**Saved entries**
• • • • •

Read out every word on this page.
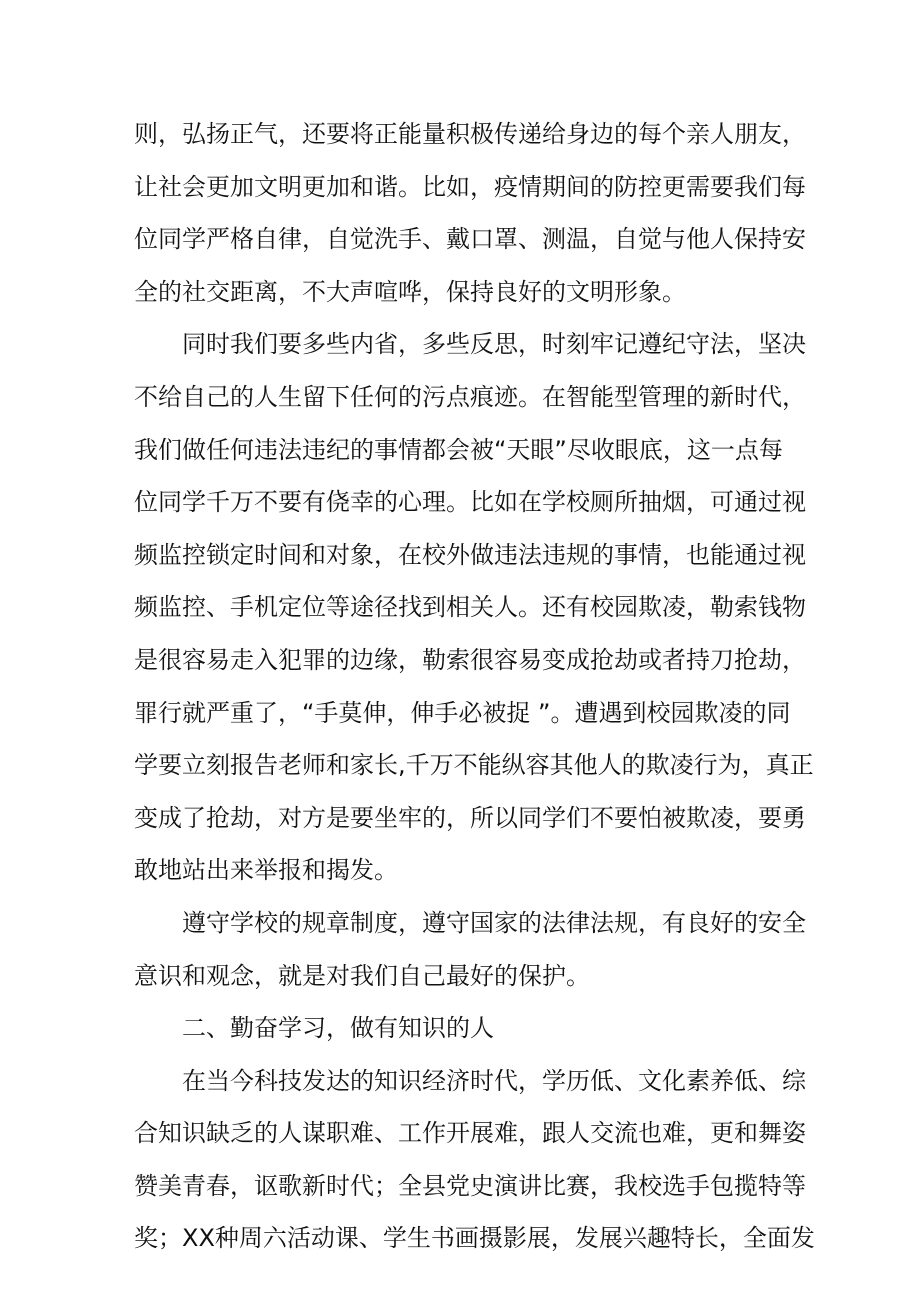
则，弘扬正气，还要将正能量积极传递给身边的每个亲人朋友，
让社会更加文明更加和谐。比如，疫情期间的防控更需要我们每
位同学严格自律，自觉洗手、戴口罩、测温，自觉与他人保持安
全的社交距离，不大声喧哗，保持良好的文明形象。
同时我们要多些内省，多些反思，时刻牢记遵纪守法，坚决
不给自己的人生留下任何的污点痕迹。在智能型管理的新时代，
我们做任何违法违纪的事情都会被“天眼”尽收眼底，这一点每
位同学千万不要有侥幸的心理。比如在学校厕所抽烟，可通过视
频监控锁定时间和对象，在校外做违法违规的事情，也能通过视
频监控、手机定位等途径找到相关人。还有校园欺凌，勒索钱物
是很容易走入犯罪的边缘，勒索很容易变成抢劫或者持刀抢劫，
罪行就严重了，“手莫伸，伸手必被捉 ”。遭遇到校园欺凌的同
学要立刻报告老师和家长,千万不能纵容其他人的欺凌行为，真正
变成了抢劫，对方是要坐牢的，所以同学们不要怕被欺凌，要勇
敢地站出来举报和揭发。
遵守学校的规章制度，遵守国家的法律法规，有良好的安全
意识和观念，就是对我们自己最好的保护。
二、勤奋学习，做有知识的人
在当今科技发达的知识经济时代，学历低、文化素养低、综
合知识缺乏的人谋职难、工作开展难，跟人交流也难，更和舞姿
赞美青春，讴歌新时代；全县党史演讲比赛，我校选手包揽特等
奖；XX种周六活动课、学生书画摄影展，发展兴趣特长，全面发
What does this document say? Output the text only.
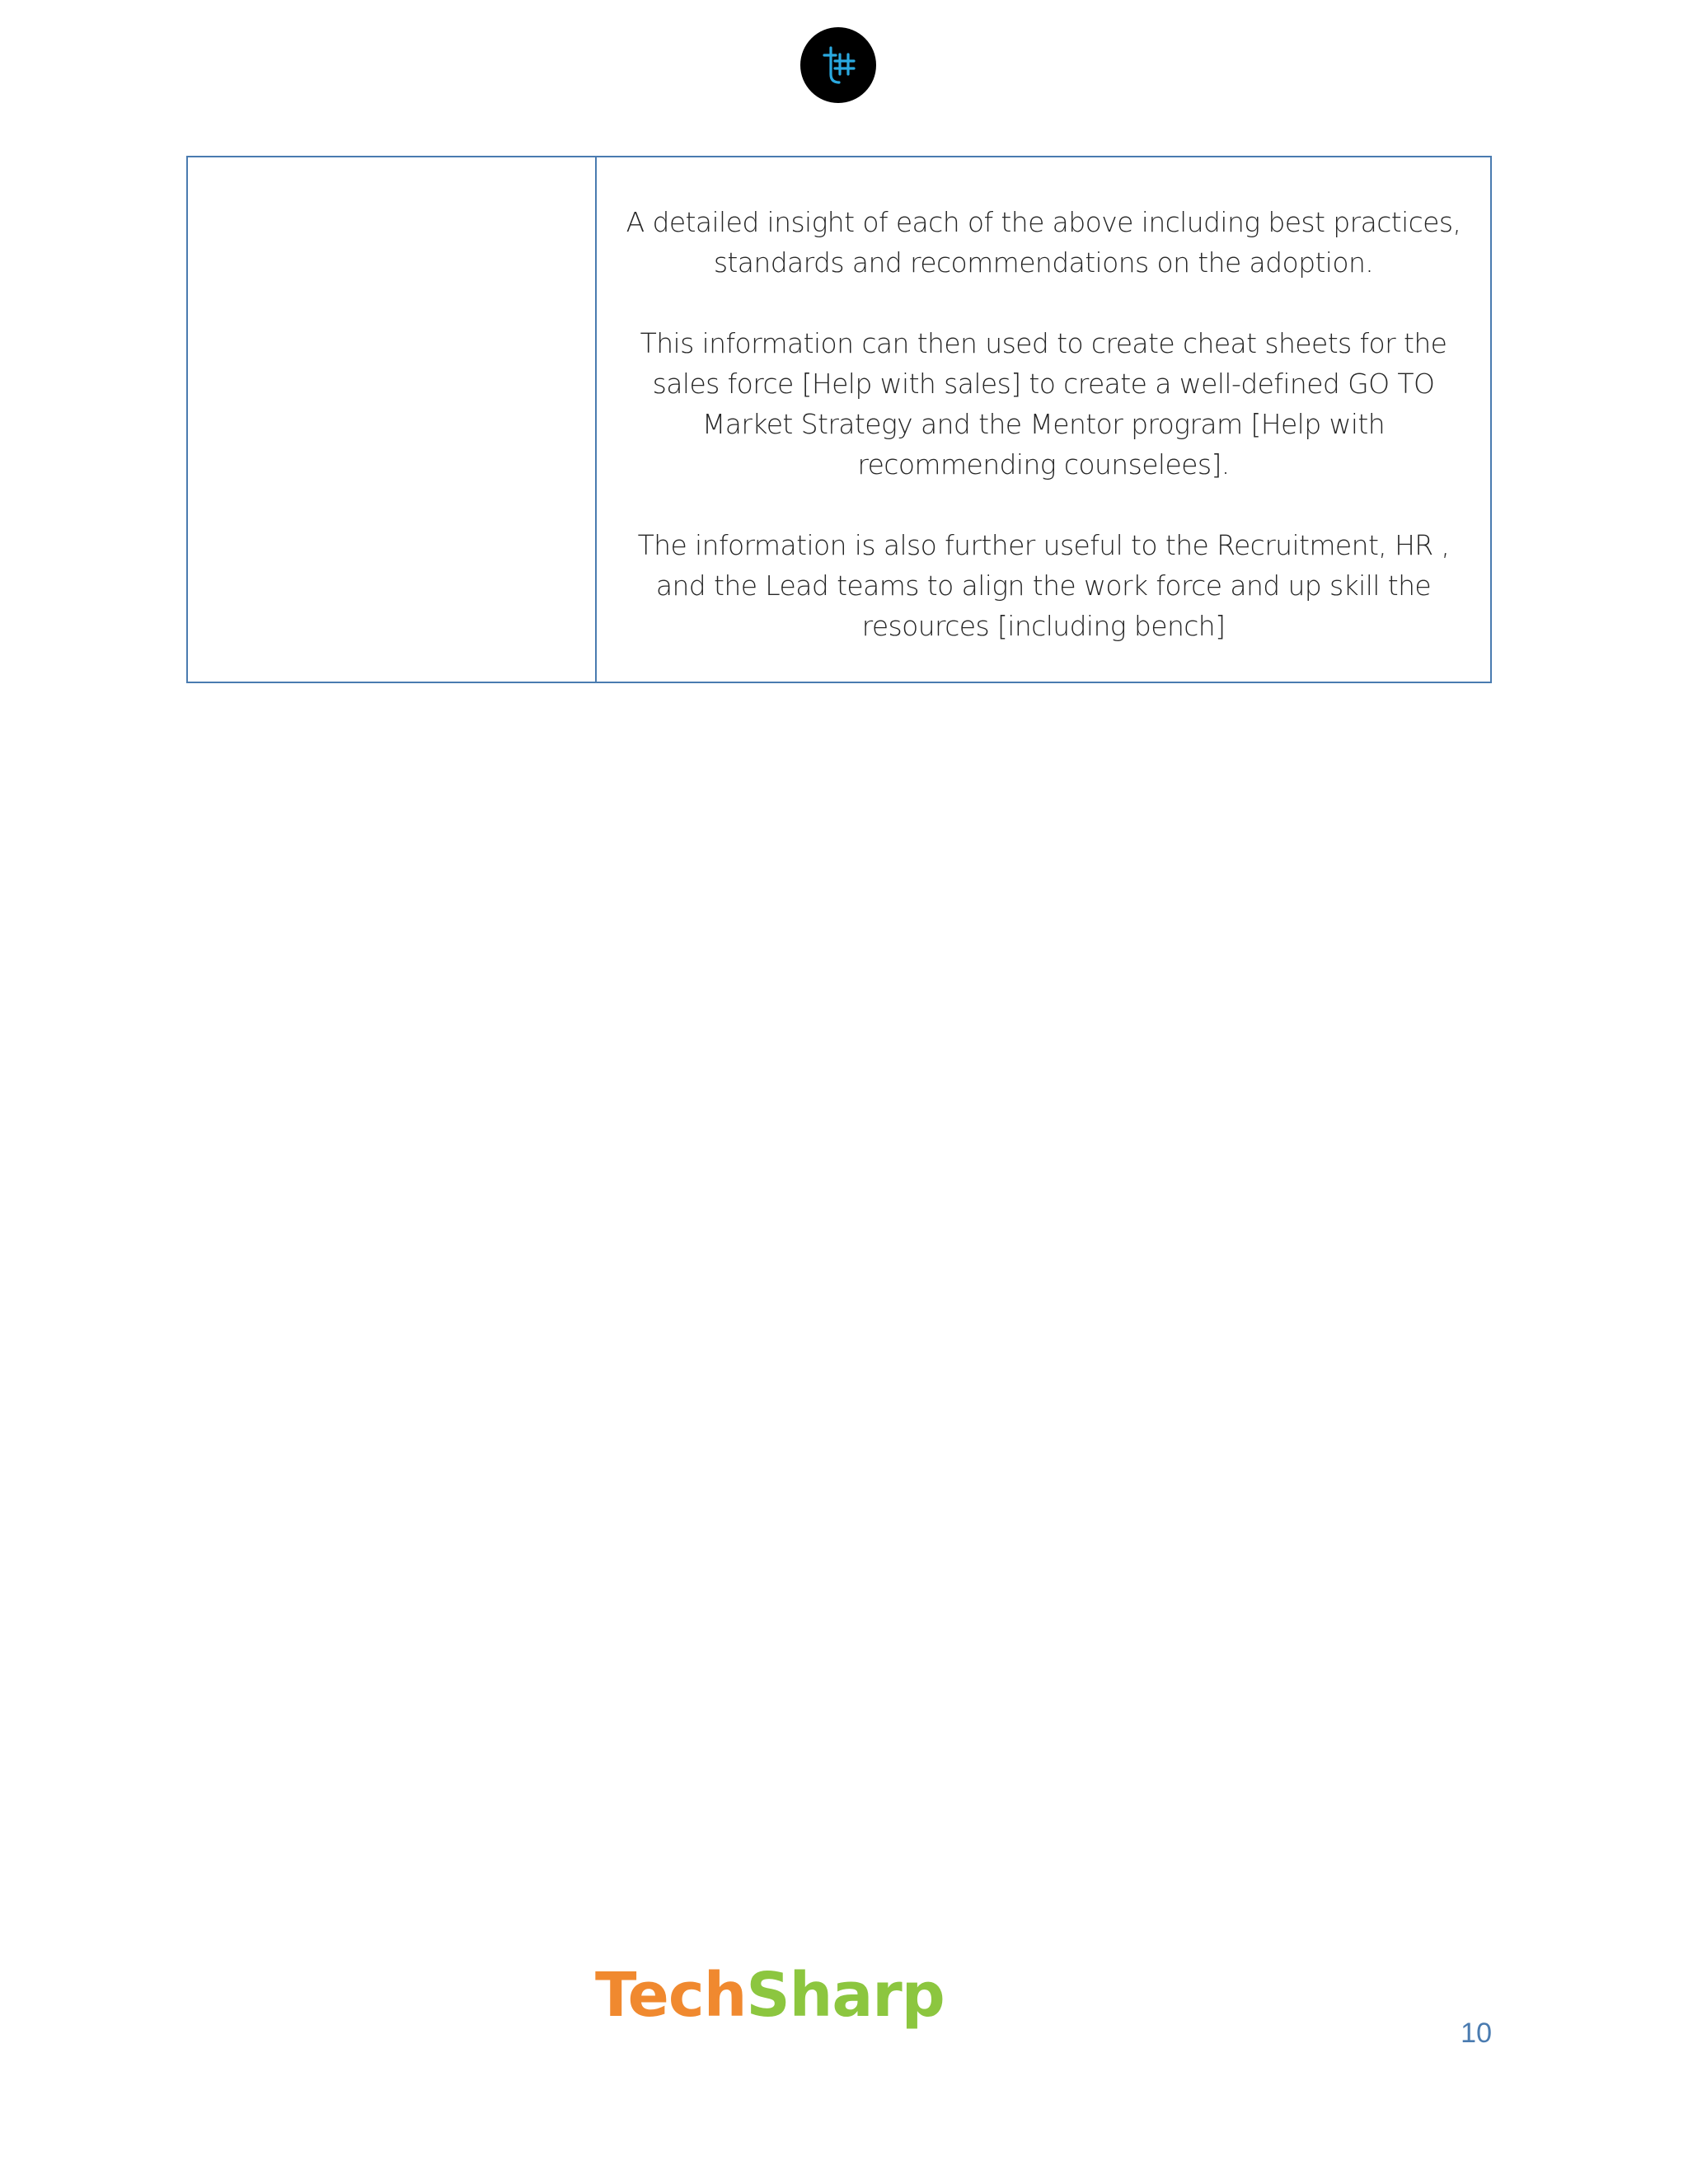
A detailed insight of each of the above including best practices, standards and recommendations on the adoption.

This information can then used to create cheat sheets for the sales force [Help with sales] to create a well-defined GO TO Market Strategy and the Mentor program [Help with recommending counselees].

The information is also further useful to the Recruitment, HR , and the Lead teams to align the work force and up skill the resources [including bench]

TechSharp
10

• • • • •

Count the lines in the material above where the string "force" appears, then state only that count.

2